Records
=-=-=

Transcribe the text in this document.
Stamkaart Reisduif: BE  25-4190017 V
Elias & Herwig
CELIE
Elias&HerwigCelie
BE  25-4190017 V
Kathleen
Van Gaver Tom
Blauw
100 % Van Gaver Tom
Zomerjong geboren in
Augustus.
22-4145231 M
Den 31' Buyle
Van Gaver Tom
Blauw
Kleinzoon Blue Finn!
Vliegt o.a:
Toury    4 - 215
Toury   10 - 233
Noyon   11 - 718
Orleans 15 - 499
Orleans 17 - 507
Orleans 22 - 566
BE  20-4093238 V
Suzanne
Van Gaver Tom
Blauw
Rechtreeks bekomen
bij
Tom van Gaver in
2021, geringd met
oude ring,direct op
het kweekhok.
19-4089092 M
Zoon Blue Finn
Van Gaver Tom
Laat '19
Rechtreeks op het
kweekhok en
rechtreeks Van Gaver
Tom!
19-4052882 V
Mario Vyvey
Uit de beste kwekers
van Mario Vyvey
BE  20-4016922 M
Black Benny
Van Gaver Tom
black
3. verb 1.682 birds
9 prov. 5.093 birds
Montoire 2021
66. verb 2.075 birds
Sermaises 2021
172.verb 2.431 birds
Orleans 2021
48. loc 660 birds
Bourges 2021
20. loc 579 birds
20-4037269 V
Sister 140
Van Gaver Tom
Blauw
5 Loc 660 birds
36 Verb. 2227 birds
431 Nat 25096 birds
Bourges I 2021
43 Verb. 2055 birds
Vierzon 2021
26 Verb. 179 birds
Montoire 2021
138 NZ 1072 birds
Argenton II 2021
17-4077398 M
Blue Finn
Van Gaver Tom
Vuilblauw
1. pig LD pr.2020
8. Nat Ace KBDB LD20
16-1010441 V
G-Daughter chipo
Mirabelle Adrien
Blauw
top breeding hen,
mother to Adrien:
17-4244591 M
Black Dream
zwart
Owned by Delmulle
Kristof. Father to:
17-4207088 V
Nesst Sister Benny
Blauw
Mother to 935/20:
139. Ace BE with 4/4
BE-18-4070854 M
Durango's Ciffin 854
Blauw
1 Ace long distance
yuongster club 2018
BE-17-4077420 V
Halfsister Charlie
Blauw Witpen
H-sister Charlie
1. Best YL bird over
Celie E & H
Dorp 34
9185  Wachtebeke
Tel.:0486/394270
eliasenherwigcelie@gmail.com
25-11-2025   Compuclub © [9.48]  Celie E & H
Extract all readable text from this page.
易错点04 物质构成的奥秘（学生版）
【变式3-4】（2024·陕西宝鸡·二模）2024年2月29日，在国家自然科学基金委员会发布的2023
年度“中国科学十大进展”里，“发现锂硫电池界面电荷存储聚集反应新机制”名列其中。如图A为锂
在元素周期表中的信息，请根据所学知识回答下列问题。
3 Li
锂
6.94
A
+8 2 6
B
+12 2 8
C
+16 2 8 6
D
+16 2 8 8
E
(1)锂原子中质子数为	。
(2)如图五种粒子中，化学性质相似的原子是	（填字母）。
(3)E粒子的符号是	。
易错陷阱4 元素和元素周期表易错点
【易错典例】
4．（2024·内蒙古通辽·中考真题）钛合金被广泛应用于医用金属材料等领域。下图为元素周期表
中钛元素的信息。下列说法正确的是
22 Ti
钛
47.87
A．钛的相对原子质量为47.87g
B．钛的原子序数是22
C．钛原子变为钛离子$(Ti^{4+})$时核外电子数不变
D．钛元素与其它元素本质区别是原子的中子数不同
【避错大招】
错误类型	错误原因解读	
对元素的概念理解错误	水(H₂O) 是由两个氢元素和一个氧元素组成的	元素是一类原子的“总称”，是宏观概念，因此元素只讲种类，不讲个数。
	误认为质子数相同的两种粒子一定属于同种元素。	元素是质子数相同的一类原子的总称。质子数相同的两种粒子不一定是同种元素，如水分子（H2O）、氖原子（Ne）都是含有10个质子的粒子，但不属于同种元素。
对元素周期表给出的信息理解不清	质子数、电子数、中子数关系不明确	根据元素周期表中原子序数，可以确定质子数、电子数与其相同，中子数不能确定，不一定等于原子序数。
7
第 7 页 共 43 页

=-=-=

Exactly as they are written, print the entries again.

Transcribe the text in this document.
Stamkaart Reisduif: BE  25-4190017 V
Elias & Herwig
CELIE
Elias&HerwigCelie
BE  25-4190017 V
Kathleen
Van Gaver Tom
Blauw
100 % Van Gaver Tom
Zomerjong geboren in
Augustus.
22-4145231 M
Den 31' Buyle
Van Gaver Tom
Blauw
Kleinzoon Blue Finn!
Vliegt o.a:
Toury    4 - 215
Toury   10 - 233
Noyon   11 - 718
Orleans 15 - 499
Orleans 17 - 507
Orleans 22 - 566
BE  20-4093238 V
Suzanne
Van Gaver Tom
Blauw
Rechtreeks bekomen
bij
Tom van Gaver in
2021, geringd met
oude ring,direct op
het kweekhok.
19-4089092 M
Zoon Blue Finn
Van Gaver Tom
Laat '19
Rechtreeks op het
kweekhok en
rechtreeks Van Gaver
Tom!
19-4052882 V
Mario Vyvey
Uit de beste kwekers
van Mario Vyvey
BE  20-4016922 M
Black Benny
Van Gaver Tom
black
3. verb 1.682 birds
9 prov. 5.093 birds
Montoire 2021
66. verb 2.075 birds
Sermaises 2021
172.verb 2.431 birds
Orleans 2021
48. loc 660 birds
Bourges 2021
20. loc 579 birds
20-4037269 V
Sister 140
Van Gaver Tom
Blauw
5 Loc 660 birds
36 Verb. 2227 birds
431 Nat 25096 birds
Bourges I 2021
43 Verb. 2055 birds
Vierzon 2021
26 Verb. 179 birds
Montoire 2021
138 NZ 1072 birds
Argenton II 2021
17-4077398 M
Blue Finn
Van Gaver Tom
Vuilblauw
1. pig LD pr.2020
8. Nat Ace KBDB LD20
16-1010441 V
G-Daughter chipo
Mirabelle Adrien
Blauw
top breeding hen,
mother to Adrien:
17-4244591 M
Black Dream
zwart
Owned by Delmulle
Kristof. Father to:
17-4207088 V
Nesst Sister Benny
Blauw
Mother to 935/20:
139. Ace BE with 4/4
BE-18-4070854 M
Durango's Ciffin 854
Blauw
1 Ace long distance
yuongster club 2018
BE-17-4077420 V
Halfsister Charlie
Blauw Witpen
H-sister Charlie
1. Best YL bird over
Celie E & H
Dorp 34
9185  Wachtebeke
Tel.:0486/394270
eliasenherwigcelie@gmail.com
25-11-2025   Compuclub © [9.48]  Celie E & H
Extract all readable text from this page.
易错点04 物质构成的奥秘（学生版）
【变式3-4】（2024·陕西宝鸡·二模）2024年2月29日，在国家自然科学基金委员会发布的2023
年度“中国科学十大进展”里，“发现锂硫电池界面电荷存储聚集反应新机制”名列其中。如图A为锂
在元素周期表中的信息，请根据所学知识回答下列问题。
3 Li
锂
6.94
A
+8 2 6
B
+12 2 8
C
+16 2 8 6
D
+16 2 8 8
E
(1)锂原子中质子数为	。
(2)如图五种粒子中，化学性质相似的原子是	（填字母）。
(3)E粒子的符号是	。
易错陷阱4 元素和元素周期表易错点
【易错典例】
4．（2024·内蒙古通辽·中考真题）钛合金被广泛应用于医用金属材料等领域。下图为元素周期表
中钛元素的信息。下列说法正确的是
22 Ti
钛
47.87
A．钛的相对原子质量为47.87g
B．钛的原子序数是22
C．钛原子变为钛离子$(Ti^{4+})$时核外电子数不变
D．钛元素与其它元素本质区别是原子的中子数不同
【避错大招】
错误类型	错误原因解读	
对元素的概念理解错误	水(H₂O) 是由两个氢元素和一个氧元素组成的	元素是一类原子的“总称”，是宏观概念，因此元素只讲种类，不讲个数。
	误认为质子数相同的两种粒子一定属于同种元素。	元素是质子数相同的一类原子的总称。质子数相同的两种粒子不一定是同种元素，如水分子（H2O）、氖原子（Ne）都是含有10个质子的粒子，但不属于同种元素。
对元素周期表给出的信息理解不清	质子数、电子数、中子数关系不明确	根据元素周期表中原子序数，可以确定质子数、电子数与其相同，中子数不能确定，不一定等于原子序数。
7
第 7 页 共 43 页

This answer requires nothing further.